THE TASK
Your task is to repeat the listing exactly.

DATASET ENTRIES
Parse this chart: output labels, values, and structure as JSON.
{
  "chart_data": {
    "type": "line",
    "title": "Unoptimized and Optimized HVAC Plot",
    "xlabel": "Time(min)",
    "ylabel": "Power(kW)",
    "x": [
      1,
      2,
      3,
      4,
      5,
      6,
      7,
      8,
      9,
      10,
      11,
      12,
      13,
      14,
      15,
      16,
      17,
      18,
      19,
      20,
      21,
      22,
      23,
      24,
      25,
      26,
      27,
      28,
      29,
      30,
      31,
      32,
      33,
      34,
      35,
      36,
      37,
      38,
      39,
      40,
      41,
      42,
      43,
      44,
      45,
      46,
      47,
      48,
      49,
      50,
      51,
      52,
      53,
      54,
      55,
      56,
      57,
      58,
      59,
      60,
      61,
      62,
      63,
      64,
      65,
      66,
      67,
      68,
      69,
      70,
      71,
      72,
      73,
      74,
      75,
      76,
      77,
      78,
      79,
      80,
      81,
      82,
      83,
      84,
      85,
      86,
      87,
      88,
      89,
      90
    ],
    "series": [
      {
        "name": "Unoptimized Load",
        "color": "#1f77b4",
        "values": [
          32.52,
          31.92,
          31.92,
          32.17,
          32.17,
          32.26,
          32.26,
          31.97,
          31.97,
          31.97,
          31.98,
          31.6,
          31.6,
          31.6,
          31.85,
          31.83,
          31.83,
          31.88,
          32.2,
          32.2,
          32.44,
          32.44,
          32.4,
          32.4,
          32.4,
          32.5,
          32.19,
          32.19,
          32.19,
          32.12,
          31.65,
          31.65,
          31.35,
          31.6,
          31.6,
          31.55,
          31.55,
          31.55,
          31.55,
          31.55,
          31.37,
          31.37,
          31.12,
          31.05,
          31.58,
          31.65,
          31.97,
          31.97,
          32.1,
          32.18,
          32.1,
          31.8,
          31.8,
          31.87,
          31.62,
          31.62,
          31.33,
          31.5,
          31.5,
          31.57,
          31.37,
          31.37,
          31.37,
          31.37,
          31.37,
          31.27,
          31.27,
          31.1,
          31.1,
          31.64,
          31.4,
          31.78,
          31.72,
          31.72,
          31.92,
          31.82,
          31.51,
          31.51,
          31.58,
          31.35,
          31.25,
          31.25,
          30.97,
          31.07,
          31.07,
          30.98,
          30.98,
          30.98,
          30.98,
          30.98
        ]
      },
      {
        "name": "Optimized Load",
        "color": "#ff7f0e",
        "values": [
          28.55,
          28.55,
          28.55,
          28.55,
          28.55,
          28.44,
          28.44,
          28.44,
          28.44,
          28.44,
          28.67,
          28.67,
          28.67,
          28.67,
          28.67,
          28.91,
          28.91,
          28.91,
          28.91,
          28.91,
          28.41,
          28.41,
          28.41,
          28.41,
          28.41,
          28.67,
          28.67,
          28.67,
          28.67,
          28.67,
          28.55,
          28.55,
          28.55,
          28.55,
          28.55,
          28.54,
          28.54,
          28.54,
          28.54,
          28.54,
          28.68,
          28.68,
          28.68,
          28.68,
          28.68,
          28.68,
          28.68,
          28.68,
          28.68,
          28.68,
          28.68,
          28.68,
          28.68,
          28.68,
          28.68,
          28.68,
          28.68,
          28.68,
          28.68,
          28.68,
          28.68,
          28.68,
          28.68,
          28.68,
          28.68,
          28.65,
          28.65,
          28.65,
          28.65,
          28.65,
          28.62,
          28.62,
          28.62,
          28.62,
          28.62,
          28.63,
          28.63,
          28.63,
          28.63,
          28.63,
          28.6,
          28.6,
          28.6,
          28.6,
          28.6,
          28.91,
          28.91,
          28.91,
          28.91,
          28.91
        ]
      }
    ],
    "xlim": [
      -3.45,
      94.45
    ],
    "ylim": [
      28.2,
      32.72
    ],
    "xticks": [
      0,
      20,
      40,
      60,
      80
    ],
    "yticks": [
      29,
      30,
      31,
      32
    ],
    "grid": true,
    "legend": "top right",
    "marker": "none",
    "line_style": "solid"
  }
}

OUTPUT OF THE TASK
Parse this chart: output labels, values, and structure as JSON.
{
  "chart_data": {
    "type": "line",
    "title": "Unoptimized and Optimized HVAC Plot",
    "xlabel": "Time(min)",
    "ylabel": "Power(kW)",
    "x": [
      1,
      2,
      3,
      4,
      5,
      6,
      7,
      8,
      9,
      10,
      11,
      12,
      13,
      14,
      15,
      16,
      17,
      18,
      19,
      20,
      21,
      22,
      23,
      24,
      25,
      26,
      27,
      28,
      29,
      30,
      31,
      32,
      33,
      34,
      35,
      36,
      37,
      38,
      39,
      40,
      41,
      42,
      43,
      44,
      45,
      46,
      47,
      48,
      49,
      50,
      51,
      52,
      53,
      54,
      55,
      56,
      57,
      58,
      59,
      60,
      61,
      62,
      63,
      64,
      65,
      66,
      67,
      68,
      69,
      70,
      71,
      72,
      73,
      74,
      75,
      76,
      77,
      78,
      79,
      80,
      81,
      82,
      83,
      84,
      85,
      86,
      87,
      88,
      89,
      90
    ],
    "series": [
      {
        "name": "Unoptimized Load",
        "color": "#1f77b4",
        "values": [
          32.52,
          31.92,
          31.92,
          32.17,
          32.17,
          32.26,
          32.26,
          31.97,
          31.97,
          31.97,
          31.98,
          31.6,
          31.6,
          31.6,
          31.85,
          31.83,
          31.83,
          31.88,
          32.2,
          32.2,
          32.44,
          32.44,
          32.4,
          32.4,
          32.4,
          32.5,
          32.19,
          32.19,
          32.19,
          32.12,
          31.65,
          31.65,
          31.35,
          31.6,
          31.6,
          31.55,
          31.55,
          31.55,
          31.55,
          31.55,
          31.37,
          31.37,
          31.12,
          31.05,
          31.58,
          31.65,
          31.97,
          31.97,
          32.1,
          32.18,
          32.1,
          31.8,
          31.8,
          31.87,
          31.62,
          31.62,
          31.33,
          31.5,
          31.5,
          31.57,
          31.37,
          31.37,
          31.37,
          31.37,
          31.37,
          31.27,
          31.27,
          31.1,
          31.1,
          31.64,
          31.4,
          31.78,
          31.72,
          31.72,
          31.92,
          31.82,
          31.51,
          31.51,
          31.58,
          31.35,
          31.25,
          31.25,
          30.97,
          31.07,
          31.07,
          30.98,
          30.98,
          30.98,
          30.98,
          30.98
        ]
      },
      {
        "name": "Optimized Load",
        "color": "#ff7f0e",
        "values": [
          28.55,
          28.55,
          28.55,
          28.55,
          28.55,
          28.44,
          28.44,
          28.44,
          28.44,
          28.44,
          28.67,
          28.67,
          28.67,
          28.67,
          28.67,
          28.91,
          28.91,
          28.91,
          28.91,
          28.91,
          28.41,
          28.41,
          28.41,
          28.41,
          28.41,
          28.67,
          28.67,
          28.67,
          28.67,
          28.67,
          28.55,
          28.55,
          28.55,
          28.55,
          28.55,
          28.54,
          28.54,
          28.54,
          28.54,
          28.54,
          28.68,
          28.68,
          28.68,
          28.68,
          28.68,
          28.68,
          28.68,
          28.68,
          28.68,
          28.68,
          28.68,
          28.68,
          28.68,
          28.68,
          28.68,
          28.68,
          28.68,
          28.68,
          28.68,
          28.68,
          28.68,
          28.68,
          28.68,
          28.68,
          28.68,
          28.65,
          28.65,
          28.65,
          28.65,
          28.65,
          28.62,
          28.62,
          28.62,
          28.62,
          28.62,
          28.63,
          28.63,
          28.63,
          28.63,
          28.63,
          28.6,
          28.6,
          28.6,
          28.6,
          28.6,
          28.91,
          28.91,
          28.91,
          28.91,
          28.91
        ]
      }
    ],
    "xlim": [
      -3.45,
      94.45
    ],
    "ylim": [
      28.2,
      32.72
    ],
    "xticks": [
      0,
      20,
      40,
      60,
      80
    ],
    "yticks": [
      29,
      30,
      31,
      32
    ],
    "grid": true,
    "legend": "top right",
    "marker": "none",
    "line_style": "solid"
  }
}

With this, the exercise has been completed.